:: YOUR INSTRUCTIONS ::
Repeat the listing in full. Nothing may be added or left out.

** begin **

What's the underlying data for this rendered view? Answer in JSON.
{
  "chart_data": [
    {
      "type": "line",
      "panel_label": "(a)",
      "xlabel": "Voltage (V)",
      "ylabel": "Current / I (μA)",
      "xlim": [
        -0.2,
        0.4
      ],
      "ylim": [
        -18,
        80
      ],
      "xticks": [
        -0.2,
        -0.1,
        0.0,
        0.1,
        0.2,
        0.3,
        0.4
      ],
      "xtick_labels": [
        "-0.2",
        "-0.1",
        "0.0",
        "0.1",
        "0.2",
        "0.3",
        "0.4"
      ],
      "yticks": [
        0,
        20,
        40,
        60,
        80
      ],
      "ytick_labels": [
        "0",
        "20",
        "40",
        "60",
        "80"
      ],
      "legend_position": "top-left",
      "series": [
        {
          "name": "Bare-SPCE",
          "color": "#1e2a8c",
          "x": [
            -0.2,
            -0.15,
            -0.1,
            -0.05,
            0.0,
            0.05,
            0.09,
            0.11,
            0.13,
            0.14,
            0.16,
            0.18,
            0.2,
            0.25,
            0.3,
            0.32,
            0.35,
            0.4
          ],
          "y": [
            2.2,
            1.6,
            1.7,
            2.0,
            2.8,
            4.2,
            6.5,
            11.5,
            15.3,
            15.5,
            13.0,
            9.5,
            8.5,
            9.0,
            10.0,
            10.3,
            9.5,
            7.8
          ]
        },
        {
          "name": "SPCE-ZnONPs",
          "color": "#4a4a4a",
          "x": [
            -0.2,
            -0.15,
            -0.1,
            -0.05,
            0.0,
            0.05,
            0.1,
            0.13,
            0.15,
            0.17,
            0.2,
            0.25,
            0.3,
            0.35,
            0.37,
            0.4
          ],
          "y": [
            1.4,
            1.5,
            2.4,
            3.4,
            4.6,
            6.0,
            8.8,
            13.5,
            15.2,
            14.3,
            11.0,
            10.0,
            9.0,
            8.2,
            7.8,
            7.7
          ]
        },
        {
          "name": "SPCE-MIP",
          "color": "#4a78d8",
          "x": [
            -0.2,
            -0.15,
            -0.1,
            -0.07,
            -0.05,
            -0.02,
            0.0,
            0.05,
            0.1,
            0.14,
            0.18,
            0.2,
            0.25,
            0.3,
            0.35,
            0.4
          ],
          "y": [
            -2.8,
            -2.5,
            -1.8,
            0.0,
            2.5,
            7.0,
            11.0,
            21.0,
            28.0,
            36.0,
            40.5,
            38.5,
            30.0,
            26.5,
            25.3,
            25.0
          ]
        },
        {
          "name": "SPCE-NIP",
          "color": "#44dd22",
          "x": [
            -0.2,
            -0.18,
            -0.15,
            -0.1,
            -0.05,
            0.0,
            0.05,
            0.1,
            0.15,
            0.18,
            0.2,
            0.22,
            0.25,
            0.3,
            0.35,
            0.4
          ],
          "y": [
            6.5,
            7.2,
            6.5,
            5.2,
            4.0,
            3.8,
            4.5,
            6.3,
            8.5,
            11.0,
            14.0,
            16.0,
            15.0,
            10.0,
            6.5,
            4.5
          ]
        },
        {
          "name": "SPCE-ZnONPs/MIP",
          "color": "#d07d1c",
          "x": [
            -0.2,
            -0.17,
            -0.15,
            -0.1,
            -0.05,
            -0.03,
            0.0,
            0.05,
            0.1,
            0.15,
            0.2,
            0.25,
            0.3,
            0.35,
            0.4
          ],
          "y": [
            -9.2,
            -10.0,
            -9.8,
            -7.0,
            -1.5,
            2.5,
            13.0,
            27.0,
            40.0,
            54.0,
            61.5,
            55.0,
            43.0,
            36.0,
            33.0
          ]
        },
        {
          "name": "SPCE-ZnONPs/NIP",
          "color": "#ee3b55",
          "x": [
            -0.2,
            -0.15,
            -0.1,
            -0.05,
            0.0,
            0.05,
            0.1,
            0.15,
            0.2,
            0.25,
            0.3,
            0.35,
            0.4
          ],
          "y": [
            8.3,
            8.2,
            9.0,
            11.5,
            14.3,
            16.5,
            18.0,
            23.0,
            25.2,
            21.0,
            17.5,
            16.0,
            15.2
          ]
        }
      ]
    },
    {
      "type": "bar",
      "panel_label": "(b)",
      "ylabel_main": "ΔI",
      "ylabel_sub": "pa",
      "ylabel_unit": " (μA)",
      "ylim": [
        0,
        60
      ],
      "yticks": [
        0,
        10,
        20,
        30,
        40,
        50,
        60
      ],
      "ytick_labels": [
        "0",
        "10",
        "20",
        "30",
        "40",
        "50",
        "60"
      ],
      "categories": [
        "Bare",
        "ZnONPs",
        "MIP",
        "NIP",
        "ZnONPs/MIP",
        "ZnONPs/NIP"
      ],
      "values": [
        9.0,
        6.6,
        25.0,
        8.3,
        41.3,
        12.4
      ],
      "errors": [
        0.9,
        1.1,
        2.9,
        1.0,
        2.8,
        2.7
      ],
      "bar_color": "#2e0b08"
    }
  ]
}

** end **

:: RESPONSE TO THE EXERCISE ::
What's the underlying data for this rendered view? Answer in JSON.
{
  "chart_data": [
    {
      "type": "line",
      "panel_label": "(a)",
      "xlabel": "Voltage (V)",
      "ylabel": "Current / I (μA)",
      "xlim": [
        -0.2,
        0.4
      ],
      "ylim": [
        -18,
        80
      ],
      "xticks": [
        -0.2,
        -0.1,
        0.0,
        0.1,
        0.2,
        0.3,
        0.4
      ],
      "xtick_labels": [
        "-0.2",
        "-0.1",
        "0.0",
        "0.1",
        "0.2",
        "0.3",
        "0.4"
      ],
      "yticks": [
        0,
        20,
        40,
        60,
        80
      ],
      "ytick_labels": [
        "0",
        "20",
        "40",
        "60",
        "80"
      ],
      "legend_position": "top-left",
      "series": [
        {
          "name": "Bare-SPCE",
          "color": "#1e2a8c",
          "x": [
            -0.2,
            -0.15,
            -0.1,
            -0.05,
            0.0,
            0.05,
            0.09,
            0.11,
            0.13,
            0.14,
            0.16,
            0.18,
            0.2,
            0.25,
            0.3,
            0.32,
            0.35,
            0.4
          ],
          "y": [
            2.2,
            1.6,
            1.7,
            2.0,
            2.8,
            4.2,
            6.5,
            11.5,
            15.3,
            15.5,
            13.0,
            9.5,
            8.5,
            9.0,
            10.0,
            10.3,
            9.5,
            7.8
          ]
        },
        {
          "name": "SPCE-ZnONPs",
          "color": "#4a4a4a",
          "x": [
            -0.2,
            -0.15,
            -0.1,
            -0.05,
            0.0,
            0.05,
            0.1,
            0.13,
            0.15,
            0.17,
            0.2,
            0.25,
            0.3,
            0.35,
            0.37,
            0.4
          ],
          "y": [
            1.4,
            1.5,
            2.4,
            3.4,
            4.6,
            6.0,
            8.8,
            13.5,
            15.2,
            14.3,
            11.0,
            10.0,
            9.0,
            8.2,
            7.8,
            7.7
          ]
        },
        {
          "name": "SPCE-MIP",
          "color": "#4a78d8",
          "x": [
            -0.2,
            -0.15,
            -0.1,
            -0.07,
            -0.05,
            -0.02,
            0.0,
            0.05,
            0.1,
            0.14,
            0.18,
            0.2,
            0.25,
            0.3,
            0.35,
            0.4
          ],
          "y": [
            -2.8,
            -2.5,
            -1.8,
            0.0,
            2.5,
            7.0,
            11.0,
            21.0,
            28.0,
            36.0,
            40.5,
            38.5,
            30.0,
            26.5,
            25.3,
            25.0
          ]
        },
        {
          "name": "SPCE-NIP",
          "color": "#44dd22",
          "x": [
            -0.2,
            -0.18,
            -0.15,
            -0.1,
            -0.05,
            0.0,
            0.05,
            0.1,
            0.15,
            0.18,
            0.2,
            0.22,
            0.25,
            0.3,
            0.35,
            0.4
          ],
          "y": [
            6.5,
            7.2,
            6.5,
            5.2,
            4.0,
            3.8,
            4.5,
            6.3,
            8.5,
            11.0,
            14.0,
            16.0,
            15.0,
            10.0,
            6.5,
            4.5
          ]
        },
        {
          "name": "SPCE-ZnONPs/MIP",
          "color": "#d07d1c",
          "x": [
            -0.2,
            -0.17,
            -0.15,
            -0.1,
            -0.05,
            -0.03,
            0.0,
            0.05,
            0.1,
            0.15,
            0.2,
            0.25,
            0.3,
            0.35,
            0.4
          ],
          "y": [
            -9.2,
            -10.0,
            -9.8,
            -7.0,
            -1.5,
            2.5,
            13.0,
            27.0,
            40.0,
            54.0,
            61.5,
            55.0,
            43.0,
            36.0,
            33.0
          ]
        },
        {
          "name": "SPCE-ZnONPs/NIP",
          "color": "#ee3b55",
          "x": [
            -0.2,
            -0.15,
            -0.1,
            -0.05,
            0.0,
            0.05,
            0.1,
            0.15,
            0.2,
            0.25,
            0.3,
            0.35,
            0.4
          ],
          "y": [
            8.3,
            8.2,
            9.0,
            11.5,
            14.3,
            16.5,
            18.0,
            23.0,
            25.2,
            21.0,
            17.5,
            16.0,
            15.2
          ]
        }
      ]
    },
    {
      "type": "bar",
      "panel_label": "(b)",
      "ylabel_main": "ΔI",
      "ylabel_sub": "pa",
      "ylabel_unit": " (μA)",
      "ylim": [
        0,
        60
      ],
      "yticks": [
        0,
        10,
        20,
        30,
        40,
        50,
        60
      ],
      "ytick_labels": [
        "0",
        "10",
        "20",
        "30",
        "40",
        "50",
        "60"
      ],
      "categories": [
        "Bare",
        "ZnONPs",
        "MIP",
        "NIP",
        "ZnONPs/MIP",
        "ZnONPs/NIP"
      ],
      "values": [
        9.0,
        6.6,
        25.0,
        8.3,
        41.3,
        12.4
      ],
      "errors": [
        0.9,
        1.1,
        2.9,
        1.0,
        2.8,
        2.7
      ],
      "bar_color": "#2e0b08"
    }
  ]
}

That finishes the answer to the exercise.